## What is asked
Go through the material below and copy all lines with "screenshot".

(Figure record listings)
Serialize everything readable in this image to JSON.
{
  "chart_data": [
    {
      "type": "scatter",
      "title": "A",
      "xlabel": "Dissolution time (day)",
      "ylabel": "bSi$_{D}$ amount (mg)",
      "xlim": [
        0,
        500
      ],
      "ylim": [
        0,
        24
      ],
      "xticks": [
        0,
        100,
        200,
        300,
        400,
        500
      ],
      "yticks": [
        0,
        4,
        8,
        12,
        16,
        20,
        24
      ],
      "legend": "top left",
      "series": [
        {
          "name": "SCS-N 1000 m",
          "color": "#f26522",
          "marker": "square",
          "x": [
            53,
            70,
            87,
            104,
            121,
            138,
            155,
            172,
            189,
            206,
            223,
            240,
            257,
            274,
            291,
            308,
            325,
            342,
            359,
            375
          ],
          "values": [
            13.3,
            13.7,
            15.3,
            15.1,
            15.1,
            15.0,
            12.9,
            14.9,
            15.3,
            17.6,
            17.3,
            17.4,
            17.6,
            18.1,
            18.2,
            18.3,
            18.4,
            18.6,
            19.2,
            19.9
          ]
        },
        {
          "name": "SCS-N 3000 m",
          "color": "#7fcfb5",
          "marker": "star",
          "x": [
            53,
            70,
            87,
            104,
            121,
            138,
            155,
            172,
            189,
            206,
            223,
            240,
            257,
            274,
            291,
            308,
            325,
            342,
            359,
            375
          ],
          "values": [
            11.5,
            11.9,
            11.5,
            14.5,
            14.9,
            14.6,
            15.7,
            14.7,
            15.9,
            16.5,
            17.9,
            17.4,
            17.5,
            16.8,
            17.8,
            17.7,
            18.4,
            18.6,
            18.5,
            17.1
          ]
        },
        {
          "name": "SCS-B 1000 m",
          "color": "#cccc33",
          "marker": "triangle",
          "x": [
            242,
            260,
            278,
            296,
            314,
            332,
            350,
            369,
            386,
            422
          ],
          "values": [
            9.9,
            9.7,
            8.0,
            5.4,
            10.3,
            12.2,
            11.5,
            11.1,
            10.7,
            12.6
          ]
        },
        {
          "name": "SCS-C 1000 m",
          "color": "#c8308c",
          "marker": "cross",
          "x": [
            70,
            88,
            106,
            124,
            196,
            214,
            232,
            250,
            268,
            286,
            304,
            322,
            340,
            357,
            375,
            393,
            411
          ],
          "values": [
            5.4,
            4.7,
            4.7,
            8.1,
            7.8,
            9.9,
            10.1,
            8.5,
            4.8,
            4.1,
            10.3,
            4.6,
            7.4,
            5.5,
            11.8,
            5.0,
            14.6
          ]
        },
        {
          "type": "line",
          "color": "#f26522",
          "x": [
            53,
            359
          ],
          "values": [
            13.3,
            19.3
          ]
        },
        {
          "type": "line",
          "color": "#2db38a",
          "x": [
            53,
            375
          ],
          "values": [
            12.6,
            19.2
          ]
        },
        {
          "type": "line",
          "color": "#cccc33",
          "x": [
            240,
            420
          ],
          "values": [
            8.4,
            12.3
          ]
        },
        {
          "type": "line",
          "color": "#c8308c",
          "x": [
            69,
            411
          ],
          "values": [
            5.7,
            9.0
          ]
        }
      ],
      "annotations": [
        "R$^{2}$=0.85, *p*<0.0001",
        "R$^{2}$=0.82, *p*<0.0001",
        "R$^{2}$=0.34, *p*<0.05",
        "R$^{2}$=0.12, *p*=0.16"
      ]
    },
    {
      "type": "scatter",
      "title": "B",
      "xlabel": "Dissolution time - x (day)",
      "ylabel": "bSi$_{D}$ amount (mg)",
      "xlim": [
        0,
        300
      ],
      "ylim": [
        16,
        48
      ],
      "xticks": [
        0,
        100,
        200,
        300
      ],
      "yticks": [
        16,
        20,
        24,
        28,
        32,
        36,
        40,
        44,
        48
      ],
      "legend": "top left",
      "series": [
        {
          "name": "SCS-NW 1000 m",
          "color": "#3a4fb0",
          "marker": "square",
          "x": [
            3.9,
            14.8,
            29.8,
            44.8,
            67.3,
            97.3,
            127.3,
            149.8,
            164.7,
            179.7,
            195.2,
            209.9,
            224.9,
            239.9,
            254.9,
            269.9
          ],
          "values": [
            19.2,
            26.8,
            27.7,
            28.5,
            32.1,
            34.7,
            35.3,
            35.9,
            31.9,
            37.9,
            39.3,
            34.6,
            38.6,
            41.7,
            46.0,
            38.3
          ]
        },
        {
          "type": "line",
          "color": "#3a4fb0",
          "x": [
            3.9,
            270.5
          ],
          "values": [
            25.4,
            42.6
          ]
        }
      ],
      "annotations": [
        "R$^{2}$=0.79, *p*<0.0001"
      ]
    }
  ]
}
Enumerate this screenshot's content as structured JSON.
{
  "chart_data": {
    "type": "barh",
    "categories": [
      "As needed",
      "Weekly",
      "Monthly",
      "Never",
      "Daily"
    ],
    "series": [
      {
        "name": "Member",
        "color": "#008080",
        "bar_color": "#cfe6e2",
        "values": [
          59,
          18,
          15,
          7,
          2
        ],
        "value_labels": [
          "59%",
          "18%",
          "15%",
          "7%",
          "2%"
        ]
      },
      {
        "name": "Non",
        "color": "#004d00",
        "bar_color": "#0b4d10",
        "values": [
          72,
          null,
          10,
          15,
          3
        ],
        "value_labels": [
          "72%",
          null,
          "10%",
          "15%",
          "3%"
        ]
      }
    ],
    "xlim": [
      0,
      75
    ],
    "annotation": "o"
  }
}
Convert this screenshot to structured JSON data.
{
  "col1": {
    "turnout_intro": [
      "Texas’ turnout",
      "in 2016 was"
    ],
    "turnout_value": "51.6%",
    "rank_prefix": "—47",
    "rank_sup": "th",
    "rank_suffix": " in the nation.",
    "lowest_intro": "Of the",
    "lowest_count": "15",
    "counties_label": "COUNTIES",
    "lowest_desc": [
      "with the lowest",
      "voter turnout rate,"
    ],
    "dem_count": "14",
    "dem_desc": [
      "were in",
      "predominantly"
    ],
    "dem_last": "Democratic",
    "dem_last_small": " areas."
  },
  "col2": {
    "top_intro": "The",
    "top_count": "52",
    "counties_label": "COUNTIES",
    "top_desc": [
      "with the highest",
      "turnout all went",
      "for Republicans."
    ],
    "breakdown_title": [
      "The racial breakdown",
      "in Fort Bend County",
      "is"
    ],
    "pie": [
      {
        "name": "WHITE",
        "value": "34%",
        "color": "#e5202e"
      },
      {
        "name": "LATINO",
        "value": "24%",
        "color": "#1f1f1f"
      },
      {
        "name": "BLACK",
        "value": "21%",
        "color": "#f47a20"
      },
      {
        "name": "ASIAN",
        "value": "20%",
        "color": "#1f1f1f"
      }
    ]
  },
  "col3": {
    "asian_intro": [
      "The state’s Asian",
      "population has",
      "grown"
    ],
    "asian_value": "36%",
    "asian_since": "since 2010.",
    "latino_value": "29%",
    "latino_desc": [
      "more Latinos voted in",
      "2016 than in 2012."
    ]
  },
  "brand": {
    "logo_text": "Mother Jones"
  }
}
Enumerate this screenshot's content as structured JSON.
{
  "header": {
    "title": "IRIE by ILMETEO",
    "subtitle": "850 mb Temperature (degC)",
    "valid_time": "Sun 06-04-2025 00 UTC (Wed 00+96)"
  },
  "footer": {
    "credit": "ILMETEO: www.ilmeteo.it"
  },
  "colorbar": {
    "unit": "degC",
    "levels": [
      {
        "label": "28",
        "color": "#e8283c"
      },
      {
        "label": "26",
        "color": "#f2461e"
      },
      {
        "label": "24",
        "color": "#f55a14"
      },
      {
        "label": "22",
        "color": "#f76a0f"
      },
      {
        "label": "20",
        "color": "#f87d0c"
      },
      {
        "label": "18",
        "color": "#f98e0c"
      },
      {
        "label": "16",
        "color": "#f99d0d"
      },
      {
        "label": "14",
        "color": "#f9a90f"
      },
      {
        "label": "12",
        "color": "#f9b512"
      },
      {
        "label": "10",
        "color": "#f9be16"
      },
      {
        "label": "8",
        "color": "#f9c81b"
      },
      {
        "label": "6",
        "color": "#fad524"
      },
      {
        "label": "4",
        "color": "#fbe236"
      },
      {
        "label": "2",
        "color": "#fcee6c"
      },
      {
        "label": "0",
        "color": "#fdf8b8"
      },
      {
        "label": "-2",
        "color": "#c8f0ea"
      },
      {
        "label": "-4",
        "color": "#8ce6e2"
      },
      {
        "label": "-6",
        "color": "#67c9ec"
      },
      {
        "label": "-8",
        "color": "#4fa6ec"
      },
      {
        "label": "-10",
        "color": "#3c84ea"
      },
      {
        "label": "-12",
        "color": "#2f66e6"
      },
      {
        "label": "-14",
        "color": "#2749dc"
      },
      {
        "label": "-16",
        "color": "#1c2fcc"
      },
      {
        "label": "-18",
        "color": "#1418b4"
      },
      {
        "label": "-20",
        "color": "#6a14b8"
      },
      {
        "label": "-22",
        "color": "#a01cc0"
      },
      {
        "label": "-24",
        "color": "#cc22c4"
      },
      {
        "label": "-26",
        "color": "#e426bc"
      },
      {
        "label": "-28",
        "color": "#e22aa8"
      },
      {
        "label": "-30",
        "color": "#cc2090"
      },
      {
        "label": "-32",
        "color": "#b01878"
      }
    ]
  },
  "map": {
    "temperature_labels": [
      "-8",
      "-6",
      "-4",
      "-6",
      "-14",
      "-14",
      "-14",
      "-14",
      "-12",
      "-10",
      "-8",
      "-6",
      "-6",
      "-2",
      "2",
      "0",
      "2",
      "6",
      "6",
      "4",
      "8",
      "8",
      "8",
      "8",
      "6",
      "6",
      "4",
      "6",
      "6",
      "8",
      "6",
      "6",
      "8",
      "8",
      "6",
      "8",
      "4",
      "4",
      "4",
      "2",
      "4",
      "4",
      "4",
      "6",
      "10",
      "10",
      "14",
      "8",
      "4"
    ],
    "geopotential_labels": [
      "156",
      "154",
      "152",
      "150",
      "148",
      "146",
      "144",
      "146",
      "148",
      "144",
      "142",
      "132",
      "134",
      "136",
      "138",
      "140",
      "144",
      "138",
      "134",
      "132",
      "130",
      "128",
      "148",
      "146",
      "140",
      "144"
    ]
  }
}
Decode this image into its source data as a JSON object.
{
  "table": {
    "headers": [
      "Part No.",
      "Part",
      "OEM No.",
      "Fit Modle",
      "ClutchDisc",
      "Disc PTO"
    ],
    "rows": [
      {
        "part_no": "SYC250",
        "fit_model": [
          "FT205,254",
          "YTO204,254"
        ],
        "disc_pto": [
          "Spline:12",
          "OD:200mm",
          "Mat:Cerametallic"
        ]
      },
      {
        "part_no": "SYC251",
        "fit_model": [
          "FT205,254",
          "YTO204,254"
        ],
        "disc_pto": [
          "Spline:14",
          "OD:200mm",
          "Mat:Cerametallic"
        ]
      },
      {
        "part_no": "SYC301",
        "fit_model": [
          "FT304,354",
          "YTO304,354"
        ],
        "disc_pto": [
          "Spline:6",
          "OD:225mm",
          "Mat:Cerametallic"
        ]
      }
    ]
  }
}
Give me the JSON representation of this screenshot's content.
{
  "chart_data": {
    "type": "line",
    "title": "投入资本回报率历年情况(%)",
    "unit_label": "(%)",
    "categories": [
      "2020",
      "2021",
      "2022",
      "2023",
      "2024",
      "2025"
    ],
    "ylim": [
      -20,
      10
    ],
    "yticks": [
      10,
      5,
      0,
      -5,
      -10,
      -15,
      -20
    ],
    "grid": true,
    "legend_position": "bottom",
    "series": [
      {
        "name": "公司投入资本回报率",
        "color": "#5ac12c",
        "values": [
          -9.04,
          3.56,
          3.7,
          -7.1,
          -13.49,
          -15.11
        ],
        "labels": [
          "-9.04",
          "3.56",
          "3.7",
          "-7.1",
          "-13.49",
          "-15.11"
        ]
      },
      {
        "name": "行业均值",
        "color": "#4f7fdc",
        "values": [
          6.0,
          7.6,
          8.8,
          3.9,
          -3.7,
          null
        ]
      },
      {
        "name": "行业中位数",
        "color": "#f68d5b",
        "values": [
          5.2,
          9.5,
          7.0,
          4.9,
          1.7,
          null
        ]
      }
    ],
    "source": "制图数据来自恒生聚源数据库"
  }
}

## Solution to this task
Enumerate this screenshot's content as structured JSON.
Convert this screenshot to structured JSON data.
Enumerate this screenshot's content as structured JSON.
Give me the JSON representation of this screenshot's content.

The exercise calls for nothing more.